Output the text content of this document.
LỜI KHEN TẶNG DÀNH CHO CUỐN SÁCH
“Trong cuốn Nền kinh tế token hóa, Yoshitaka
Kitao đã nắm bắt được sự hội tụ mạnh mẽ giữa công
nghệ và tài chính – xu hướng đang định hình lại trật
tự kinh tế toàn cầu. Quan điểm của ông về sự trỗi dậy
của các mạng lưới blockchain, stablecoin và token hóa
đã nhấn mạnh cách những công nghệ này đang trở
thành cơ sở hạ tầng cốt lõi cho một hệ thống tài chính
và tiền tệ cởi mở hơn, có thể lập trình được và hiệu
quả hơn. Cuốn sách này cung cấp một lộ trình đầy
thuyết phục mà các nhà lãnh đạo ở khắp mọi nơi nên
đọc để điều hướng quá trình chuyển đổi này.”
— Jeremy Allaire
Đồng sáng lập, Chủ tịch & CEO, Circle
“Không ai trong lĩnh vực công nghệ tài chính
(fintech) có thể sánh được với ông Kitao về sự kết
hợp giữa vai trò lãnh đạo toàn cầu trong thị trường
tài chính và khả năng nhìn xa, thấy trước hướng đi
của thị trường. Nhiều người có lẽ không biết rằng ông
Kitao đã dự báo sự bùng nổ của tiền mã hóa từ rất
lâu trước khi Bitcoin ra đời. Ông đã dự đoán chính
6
────────────────
**Direction:** Locate the word "nghệ" in the data above. Copy every line carrying it.

**Finished answer:**
nghệ và tài chính – xu hướng đang định hình lại trật
đã nhấn mạnh cách những công nghệ này đang trở
“Không ai trong lĩnh vực công nghệ tài chính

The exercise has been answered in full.